• SHORT EXERCISE: In the records below, find the line containing "Transcribe this image's"; copy exactly that line and all lines after it to the end, and nothing else.

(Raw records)
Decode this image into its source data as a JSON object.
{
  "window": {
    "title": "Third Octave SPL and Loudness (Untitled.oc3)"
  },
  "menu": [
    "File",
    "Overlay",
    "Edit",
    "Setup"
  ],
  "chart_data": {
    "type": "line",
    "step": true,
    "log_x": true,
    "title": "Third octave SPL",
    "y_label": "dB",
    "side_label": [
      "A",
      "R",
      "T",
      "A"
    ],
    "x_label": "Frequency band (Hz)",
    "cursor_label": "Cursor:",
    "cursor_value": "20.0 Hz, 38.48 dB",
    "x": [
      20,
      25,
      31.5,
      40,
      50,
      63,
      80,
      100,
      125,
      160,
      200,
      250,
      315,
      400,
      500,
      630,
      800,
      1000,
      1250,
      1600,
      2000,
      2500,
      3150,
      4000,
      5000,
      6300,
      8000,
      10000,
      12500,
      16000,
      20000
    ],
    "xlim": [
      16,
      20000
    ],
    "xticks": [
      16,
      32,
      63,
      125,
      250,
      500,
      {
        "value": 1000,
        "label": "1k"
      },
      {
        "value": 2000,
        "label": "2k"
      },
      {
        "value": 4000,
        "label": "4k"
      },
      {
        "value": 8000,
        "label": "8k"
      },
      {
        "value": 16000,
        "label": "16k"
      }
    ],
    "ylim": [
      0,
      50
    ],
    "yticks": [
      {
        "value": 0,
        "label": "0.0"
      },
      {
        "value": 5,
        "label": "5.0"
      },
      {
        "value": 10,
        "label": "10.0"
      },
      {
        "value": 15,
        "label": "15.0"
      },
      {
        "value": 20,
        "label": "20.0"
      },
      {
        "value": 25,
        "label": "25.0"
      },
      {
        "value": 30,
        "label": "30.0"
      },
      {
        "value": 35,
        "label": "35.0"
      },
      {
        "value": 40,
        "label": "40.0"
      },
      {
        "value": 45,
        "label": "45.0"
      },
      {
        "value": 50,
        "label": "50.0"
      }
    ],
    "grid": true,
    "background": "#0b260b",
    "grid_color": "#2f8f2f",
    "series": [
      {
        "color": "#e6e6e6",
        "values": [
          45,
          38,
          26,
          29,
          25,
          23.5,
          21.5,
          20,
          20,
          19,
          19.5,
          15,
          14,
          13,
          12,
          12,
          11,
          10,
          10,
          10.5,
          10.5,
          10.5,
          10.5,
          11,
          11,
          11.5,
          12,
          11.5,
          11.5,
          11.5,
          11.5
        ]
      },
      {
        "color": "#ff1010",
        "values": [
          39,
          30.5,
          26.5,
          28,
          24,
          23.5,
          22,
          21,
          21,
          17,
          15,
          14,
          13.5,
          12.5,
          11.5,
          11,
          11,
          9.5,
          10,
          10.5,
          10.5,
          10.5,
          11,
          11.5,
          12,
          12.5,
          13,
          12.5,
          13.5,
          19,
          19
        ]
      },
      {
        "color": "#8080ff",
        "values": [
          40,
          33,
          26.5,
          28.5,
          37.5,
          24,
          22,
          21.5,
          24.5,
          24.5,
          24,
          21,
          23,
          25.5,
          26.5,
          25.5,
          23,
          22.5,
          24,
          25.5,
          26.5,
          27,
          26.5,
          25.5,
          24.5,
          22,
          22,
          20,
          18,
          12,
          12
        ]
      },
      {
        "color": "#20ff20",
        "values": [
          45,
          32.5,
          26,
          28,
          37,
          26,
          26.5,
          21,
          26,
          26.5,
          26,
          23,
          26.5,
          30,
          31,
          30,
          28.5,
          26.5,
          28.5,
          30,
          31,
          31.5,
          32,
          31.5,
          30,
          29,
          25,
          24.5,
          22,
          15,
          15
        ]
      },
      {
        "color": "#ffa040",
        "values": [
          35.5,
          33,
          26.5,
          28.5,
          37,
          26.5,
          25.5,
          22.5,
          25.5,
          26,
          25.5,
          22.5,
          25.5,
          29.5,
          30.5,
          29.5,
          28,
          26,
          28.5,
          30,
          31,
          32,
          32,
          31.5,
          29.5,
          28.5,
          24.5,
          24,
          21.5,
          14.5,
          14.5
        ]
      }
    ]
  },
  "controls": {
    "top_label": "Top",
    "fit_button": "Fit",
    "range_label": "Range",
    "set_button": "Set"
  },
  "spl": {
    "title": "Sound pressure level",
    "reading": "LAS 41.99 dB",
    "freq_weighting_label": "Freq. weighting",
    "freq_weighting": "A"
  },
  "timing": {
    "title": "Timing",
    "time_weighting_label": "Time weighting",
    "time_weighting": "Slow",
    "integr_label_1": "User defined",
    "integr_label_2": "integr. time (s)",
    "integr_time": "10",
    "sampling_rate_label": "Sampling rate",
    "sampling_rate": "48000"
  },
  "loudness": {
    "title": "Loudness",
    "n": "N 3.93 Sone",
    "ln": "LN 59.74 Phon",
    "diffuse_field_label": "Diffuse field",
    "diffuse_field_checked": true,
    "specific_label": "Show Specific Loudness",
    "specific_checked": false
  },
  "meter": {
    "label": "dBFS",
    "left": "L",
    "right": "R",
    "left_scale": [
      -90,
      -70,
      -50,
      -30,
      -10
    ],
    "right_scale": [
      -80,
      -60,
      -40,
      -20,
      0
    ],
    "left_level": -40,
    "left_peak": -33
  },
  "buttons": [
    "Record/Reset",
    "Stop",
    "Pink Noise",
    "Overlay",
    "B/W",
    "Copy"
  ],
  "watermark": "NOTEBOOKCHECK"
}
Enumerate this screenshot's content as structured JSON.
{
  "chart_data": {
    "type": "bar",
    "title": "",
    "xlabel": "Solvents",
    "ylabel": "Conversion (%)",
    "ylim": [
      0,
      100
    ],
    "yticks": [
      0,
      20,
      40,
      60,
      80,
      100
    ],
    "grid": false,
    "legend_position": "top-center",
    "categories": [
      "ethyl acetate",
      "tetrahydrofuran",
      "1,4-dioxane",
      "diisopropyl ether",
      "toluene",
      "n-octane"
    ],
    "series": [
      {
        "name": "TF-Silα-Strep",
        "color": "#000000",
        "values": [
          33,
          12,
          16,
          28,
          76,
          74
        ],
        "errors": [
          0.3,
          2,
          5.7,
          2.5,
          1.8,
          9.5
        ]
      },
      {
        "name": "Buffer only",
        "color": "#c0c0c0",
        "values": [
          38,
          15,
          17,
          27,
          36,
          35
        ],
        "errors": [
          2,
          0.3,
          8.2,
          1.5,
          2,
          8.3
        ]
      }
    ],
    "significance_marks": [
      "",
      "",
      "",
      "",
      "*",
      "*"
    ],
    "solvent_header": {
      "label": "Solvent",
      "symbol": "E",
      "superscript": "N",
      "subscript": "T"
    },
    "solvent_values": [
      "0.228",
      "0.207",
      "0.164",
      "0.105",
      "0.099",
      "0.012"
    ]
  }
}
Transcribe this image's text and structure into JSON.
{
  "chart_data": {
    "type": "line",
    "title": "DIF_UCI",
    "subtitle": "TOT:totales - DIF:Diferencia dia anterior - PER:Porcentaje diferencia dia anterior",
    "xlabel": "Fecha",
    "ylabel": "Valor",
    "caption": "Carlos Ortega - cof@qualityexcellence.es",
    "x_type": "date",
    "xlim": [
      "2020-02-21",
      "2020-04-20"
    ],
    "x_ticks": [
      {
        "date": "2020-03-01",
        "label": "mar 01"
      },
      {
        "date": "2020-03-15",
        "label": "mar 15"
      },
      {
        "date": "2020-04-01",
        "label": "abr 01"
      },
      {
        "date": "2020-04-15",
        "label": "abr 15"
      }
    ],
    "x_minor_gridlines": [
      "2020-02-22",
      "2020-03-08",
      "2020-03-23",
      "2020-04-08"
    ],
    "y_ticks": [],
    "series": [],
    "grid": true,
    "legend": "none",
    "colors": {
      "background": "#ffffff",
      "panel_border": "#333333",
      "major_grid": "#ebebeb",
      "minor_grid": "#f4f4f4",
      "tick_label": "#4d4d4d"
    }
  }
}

• TASK ANSWER:
Transcribe this image's text and structure into JSON.
{
  "chart_data": {
    "type": "line",
    "title": "DIF_UCI",
    "subtitle": "TOT:totales - DIF:Diferencia dia anterior - PER:Porcentaje diferencia dia anterior",
    "xlabel": "Fecha",
    "ylabel": "Valor",
    "caption": "Carlos Ortega - cof@qualityexcellence.es",
    "x_type": "date",
    "xlim": [
      "2020-02-21",
      "2020-04-20"
    ],
    "x_ticks": [
      {
        "date": "2020-03-01",
        "label": "mar 01"
      },
      {
        "date": "2020-03-15",
        "label": "mar 15"
      },
      {
        "date": "2020-04-01",
        "label": "abr 01"
      },
      {
        "date": "2020-04-15",
        "label": "abr 15"
      }
    ],
    "x_minor_gridlines": [
      "2020-02-22",
      "2020-03-08",
      "2020-03-23",
      "2020-04-08"
    ],
    "y_ticks": [],
    "series": [],
    "grid": true,
    "legend": "none",
    "colors": {
      "background": "#ffffff",
      "panel_border": "#333333",
      "major_grid": "#ebebeb",
      "minor_grid": "#f4f4f4",
      "tick_label": "#4d4d4d"
    }
  }
}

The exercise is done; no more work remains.